▶ **AIM OF THE TASK**: Return only the number of lines holding the word "screenshot".

* Start INFORMATION PROVIDED *

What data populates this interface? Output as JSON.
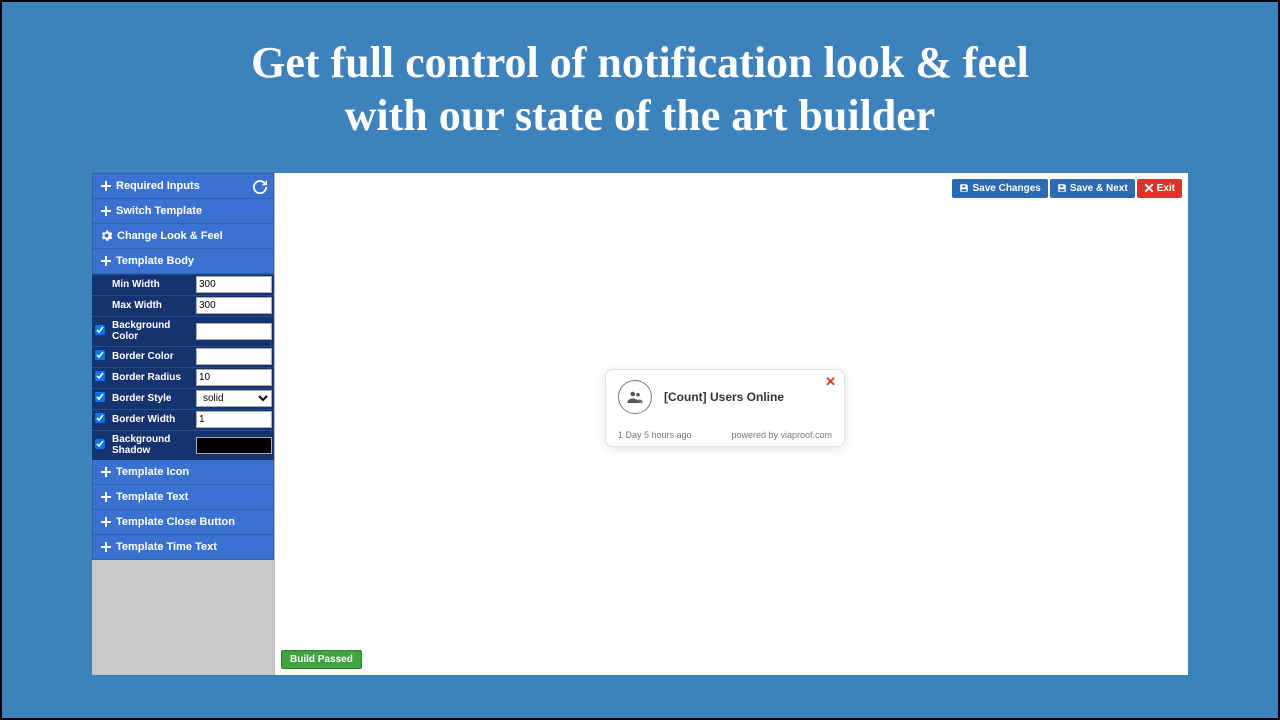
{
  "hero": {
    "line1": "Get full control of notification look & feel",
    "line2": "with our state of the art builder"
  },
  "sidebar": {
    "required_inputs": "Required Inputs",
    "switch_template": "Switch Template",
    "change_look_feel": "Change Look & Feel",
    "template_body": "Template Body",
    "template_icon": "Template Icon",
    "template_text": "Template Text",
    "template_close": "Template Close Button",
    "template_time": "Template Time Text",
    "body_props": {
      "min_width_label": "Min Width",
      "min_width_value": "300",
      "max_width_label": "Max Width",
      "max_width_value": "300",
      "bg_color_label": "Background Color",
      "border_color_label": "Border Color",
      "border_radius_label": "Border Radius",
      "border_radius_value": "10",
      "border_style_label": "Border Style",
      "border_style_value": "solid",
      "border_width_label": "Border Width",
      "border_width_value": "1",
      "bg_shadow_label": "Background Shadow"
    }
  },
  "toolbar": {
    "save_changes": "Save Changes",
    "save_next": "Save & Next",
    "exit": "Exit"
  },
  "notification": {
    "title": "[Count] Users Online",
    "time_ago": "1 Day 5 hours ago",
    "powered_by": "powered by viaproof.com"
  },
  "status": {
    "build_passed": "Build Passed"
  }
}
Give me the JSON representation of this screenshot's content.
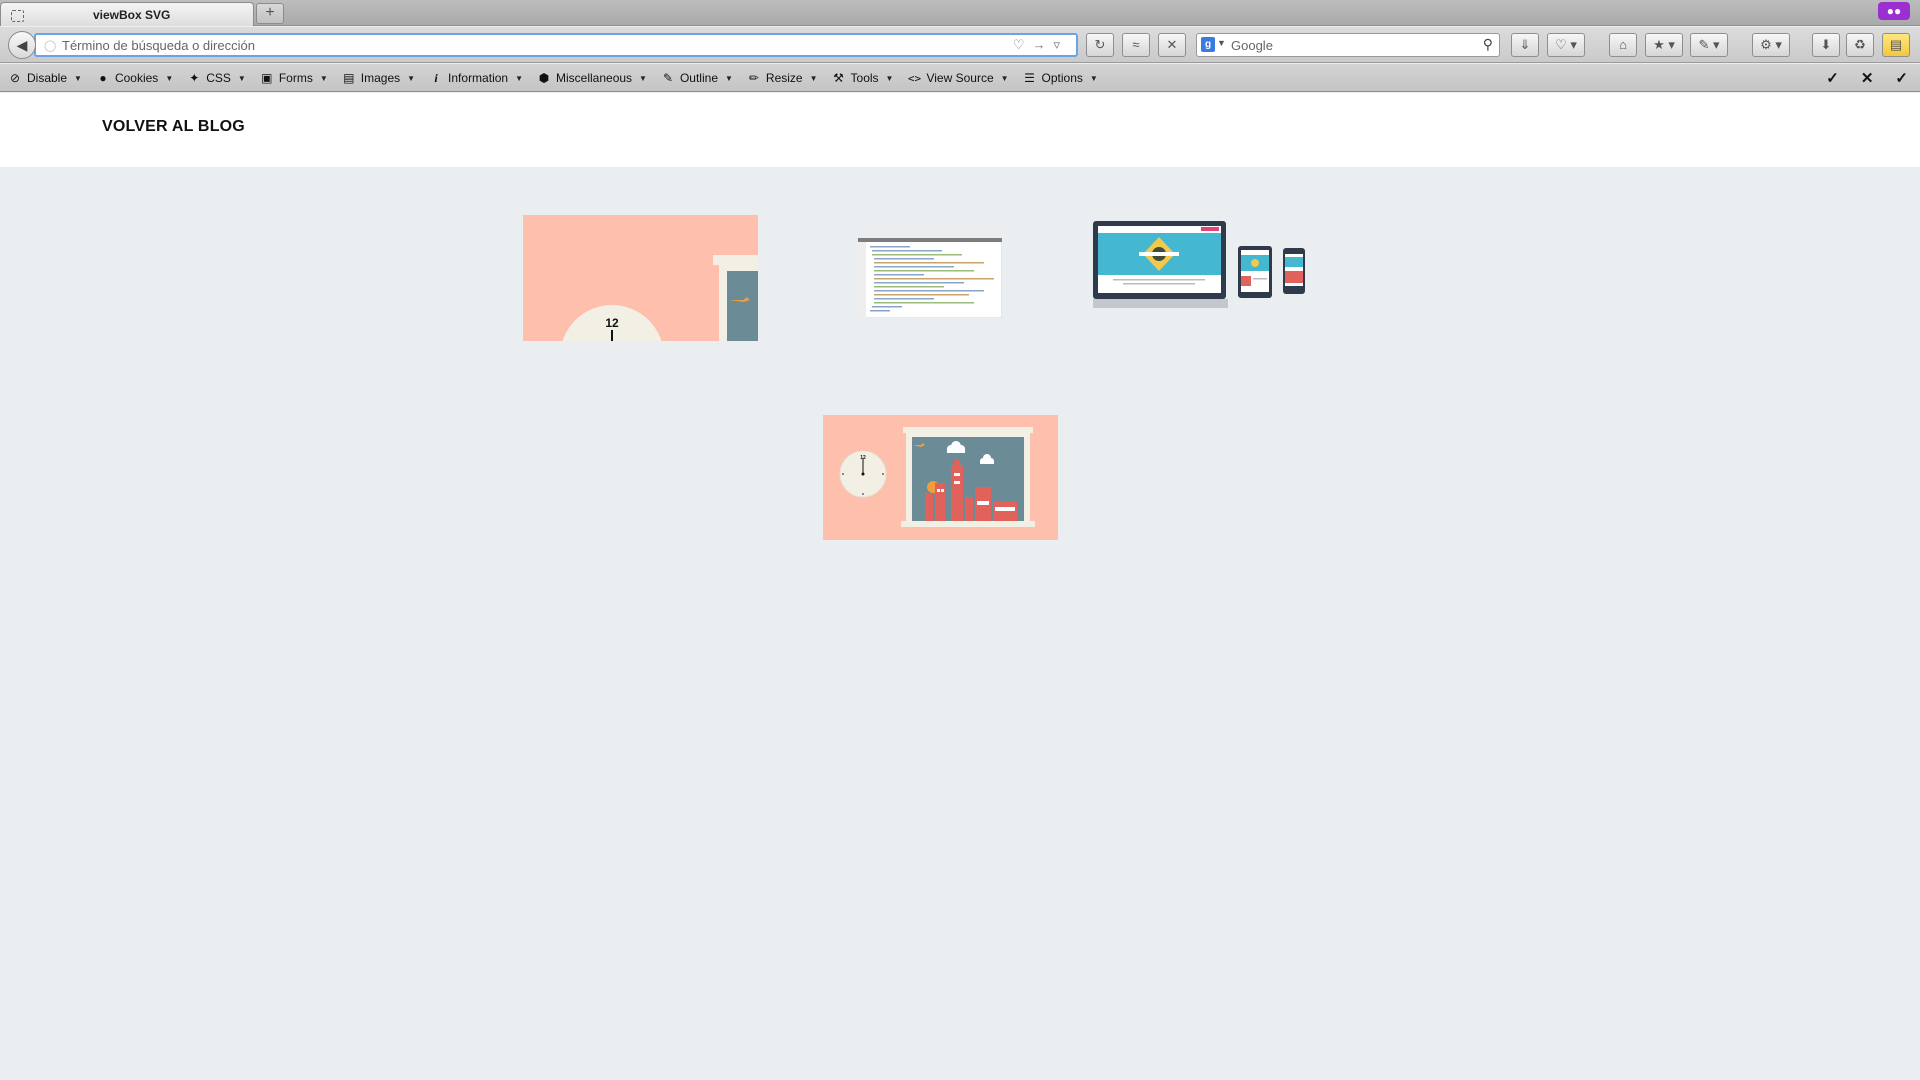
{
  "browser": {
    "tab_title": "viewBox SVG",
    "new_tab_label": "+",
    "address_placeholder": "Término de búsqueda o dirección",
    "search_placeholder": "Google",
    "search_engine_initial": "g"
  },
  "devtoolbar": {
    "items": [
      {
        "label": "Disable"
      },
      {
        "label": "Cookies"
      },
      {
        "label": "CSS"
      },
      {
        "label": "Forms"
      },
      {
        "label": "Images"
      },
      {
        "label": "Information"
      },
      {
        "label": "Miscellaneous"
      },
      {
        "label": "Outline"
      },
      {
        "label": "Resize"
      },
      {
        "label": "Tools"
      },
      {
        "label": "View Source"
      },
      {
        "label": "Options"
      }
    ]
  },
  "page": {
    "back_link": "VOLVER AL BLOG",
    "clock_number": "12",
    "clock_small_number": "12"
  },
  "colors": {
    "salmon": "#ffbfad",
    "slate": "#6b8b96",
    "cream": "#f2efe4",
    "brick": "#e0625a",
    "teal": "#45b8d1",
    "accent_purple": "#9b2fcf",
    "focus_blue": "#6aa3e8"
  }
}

* End INFORMATION PROVIDED *
* Start INFORMATION PROVIDED *

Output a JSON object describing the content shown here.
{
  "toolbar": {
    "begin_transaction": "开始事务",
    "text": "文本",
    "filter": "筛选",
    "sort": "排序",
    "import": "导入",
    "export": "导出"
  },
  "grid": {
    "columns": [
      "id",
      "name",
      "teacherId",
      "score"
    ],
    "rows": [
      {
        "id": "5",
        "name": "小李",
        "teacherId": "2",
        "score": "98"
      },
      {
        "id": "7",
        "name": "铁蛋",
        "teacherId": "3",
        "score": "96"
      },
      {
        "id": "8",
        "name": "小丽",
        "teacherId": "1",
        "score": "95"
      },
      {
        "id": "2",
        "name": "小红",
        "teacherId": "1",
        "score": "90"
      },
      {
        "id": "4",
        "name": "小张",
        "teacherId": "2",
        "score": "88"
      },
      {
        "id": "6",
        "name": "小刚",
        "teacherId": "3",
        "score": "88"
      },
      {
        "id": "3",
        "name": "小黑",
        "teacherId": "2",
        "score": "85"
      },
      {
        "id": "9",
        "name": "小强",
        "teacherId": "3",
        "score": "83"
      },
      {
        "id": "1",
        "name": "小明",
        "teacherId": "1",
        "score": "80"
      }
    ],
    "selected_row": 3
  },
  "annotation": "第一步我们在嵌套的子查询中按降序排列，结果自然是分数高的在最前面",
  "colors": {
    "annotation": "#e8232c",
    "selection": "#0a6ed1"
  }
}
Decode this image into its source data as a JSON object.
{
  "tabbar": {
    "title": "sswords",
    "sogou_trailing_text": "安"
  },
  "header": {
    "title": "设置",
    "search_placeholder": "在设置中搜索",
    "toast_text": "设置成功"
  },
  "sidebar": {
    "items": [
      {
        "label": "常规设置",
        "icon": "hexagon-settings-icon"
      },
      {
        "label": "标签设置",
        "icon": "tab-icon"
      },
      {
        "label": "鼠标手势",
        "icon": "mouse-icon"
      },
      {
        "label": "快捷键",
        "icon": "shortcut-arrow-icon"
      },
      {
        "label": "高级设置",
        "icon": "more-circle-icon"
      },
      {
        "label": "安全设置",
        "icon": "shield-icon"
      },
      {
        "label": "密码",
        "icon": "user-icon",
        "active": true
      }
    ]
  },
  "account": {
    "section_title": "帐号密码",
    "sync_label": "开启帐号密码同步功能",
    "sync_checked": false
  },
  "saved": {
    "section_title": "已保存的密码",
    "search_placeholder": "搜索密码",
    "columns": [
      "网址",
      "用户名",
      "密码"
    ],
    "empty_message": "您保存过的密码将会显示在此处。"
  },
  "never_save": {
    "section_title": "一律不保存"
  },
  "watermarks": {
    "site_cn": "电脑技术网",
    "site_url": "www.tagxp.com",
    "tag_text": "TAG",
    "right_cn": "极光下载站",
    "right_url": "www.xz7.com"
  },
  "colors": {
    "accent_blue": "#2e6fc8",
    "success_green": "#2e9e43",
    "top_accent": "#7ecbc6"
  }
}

* End INFORMATION PROVIDED *
* Start INFORMATION PROVIDED *

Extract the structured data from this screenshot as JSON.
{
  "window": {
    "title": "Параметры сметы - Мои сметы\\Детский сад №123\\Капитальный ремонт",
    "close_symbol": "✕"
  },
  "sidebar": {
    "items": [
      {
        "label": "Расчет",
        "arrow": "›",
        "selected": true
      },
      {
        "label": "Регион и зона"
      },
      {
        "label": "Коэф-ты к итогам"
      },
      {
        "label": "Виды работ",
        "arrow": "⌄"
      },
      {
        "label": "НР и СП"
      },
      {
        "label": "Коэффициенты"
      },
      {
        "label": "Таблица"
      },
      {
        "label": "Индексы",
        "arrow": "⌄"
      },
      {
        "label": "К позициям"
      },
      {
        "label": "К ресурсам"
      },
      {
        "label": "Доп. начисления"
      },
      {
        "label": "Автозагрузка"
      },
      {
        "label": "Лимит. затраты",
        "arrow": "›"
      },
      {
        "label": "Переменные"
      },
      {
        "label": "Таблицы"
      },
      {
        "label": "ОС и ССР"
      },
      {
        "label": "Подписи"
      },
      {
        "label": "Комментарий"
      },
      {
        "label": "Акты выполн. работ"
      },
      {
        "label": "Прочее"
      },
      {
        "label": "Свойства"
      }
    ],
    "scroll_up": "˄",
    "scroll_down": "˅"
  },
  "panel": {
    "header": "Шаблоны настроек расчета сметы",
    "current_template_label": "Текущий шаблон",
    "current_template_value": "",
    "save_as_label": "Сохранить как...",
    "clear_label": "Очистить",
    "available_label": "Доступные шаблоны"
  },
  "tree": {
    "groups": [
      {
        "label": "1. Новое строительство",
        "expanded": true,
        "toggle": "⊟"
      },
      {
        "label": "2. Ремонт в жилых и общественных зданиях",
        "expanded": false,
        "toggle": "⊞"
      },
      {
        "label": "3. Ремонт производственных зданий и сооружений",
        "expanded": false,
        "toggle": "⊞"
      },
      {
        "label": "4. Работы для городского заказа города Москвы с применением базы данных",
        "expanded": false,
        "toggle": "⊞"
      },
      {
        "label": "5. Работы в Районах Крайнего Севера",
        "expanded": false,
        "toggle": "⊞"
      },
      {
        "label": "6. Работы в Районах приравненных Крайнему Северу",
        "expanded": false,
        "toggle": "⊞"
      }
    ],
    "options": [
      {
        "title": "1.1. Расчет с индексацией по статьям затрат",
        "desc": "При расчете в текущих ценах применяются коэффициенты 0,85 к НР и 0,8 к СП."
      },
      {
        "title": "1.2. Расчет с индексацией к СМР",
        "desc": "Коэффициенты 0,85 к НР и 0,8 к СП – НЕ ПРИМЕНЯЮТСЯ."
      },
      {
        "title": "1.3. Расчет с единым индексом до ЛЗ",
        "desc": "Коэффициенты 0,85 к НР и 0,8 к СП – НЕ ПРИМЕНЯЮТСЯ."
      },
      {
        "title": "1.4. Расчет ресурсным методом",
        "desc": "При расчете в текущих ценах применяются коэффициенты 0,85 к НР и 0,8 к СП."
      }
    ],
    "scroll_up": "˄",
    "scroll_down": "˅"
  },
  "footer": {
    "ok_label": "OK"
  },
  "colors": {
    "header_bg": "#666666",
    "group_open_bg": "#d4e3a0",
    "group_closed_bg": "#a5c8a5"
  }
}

* End INFORMATION PROVIDED *

▶ **FINAL ANSWER**: 2